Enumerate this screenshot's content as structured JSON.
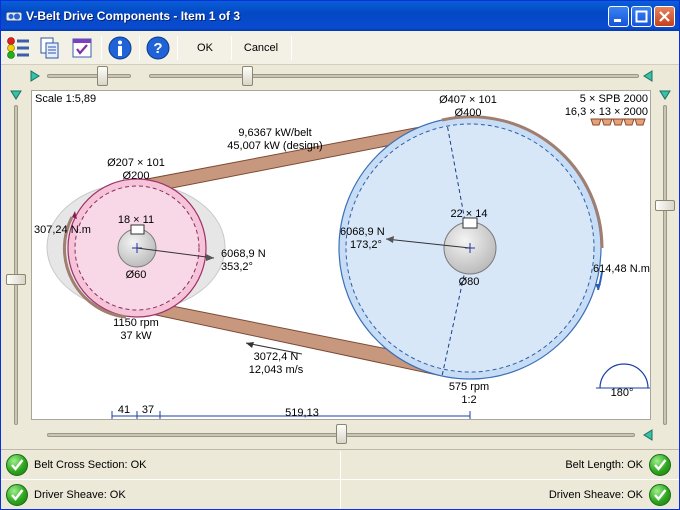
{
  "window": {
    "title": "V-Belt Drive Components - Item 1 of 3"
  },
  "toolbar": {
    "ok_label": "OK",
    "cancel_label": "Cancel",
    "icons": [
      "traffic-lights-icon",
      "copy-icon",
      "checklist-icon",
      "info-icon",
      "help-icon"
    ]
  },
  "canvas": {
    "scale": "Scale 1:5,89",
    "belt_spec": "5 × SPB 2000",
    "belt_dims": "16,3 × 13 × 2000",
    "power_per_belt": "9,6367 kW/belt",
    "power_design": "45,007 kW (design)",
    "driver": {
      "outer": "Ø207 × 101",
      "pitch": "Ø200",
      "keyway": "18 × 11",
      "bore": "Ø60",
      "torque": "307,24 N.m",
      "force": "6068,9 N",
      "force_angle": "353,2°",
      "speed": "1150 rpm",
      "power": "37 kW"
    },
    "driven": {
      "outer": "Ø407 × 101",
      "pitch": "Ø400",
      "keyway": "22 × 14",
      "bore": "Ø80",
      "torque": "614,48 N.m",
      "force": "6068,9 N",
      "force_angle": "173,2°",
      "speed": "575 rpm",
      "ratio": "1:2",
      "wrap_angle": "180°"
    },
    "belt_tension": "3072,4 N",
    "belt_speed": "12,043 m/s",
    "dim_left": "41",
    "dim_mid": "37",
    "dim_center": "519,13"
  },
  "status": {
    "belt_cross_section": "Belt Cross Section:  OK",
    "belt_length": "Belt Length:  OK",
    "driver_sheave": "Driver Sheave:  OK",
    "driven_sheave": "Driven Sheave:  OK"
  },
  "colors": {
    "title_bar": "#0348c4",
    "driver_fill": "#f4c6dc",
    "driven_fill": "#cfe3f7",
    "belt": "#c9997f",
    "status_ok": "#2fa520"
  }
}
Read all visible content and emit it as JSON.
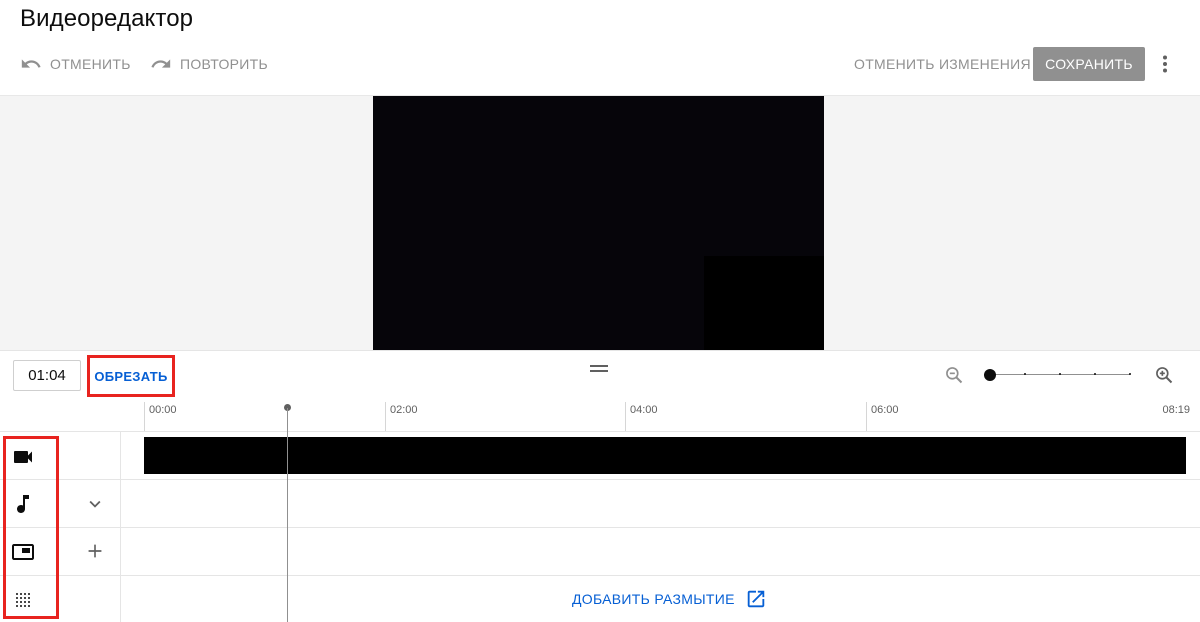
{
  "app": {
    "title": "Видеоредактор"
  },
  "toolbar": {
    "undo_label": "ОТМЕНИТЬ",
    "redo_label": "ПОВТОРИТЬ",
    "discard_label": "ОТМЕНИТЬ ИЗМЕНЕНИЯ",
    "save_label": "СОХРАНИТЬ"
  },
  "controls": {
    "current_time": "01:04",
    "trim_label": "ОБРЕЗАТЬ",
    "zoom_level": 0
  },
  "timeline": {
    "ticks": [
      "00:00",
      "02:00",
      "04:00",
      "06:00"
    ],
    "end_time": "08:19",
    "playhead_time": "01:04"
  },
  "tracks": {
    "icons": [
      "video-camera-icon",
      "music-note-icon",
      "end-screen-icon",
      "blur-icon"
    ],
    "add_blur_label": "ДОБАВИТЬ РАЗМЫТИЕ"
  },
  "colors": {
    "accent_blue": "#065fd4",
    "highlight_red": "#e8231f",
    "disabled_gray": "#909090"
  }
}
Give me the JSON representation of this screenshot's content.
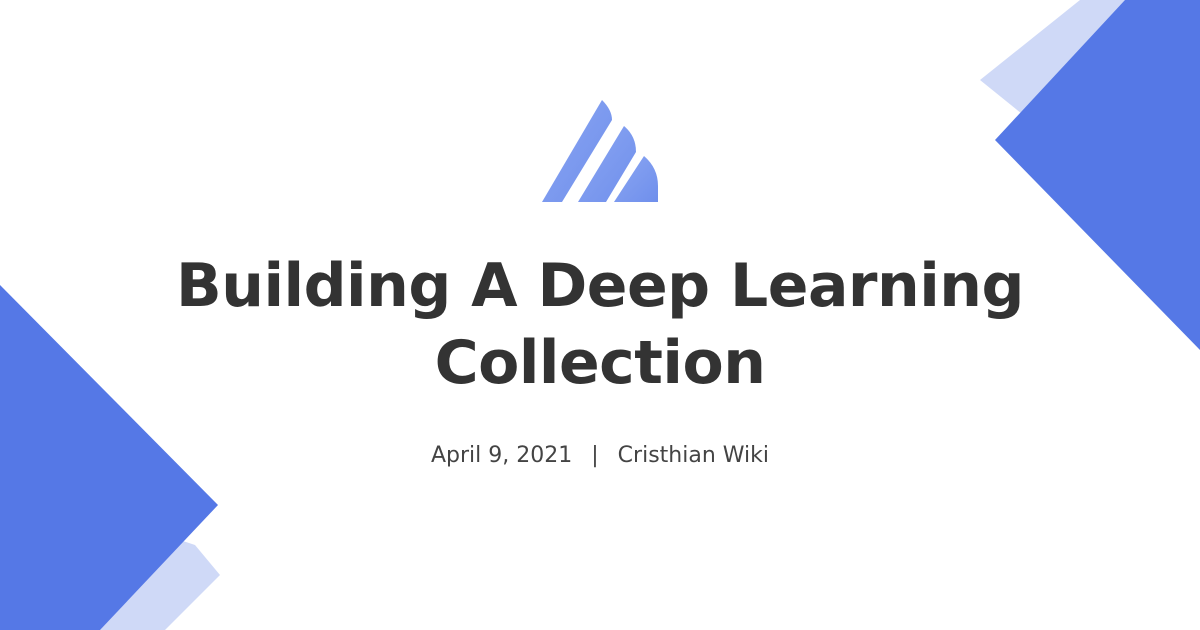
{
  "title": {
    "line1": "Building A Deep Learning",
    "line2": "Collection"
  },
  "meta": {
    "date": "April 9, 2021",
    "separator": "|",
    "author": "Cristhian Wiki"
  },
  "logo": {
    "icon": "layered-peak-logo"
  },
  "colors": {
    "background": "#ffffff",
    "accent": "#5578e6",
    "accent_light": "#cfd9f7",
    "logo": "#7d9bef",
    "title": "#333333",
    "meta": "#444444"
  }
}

____________________

*Direction*
What is the number of lines that hold the string "screenshot"? Reply with that number alone.

*Worked answer*
2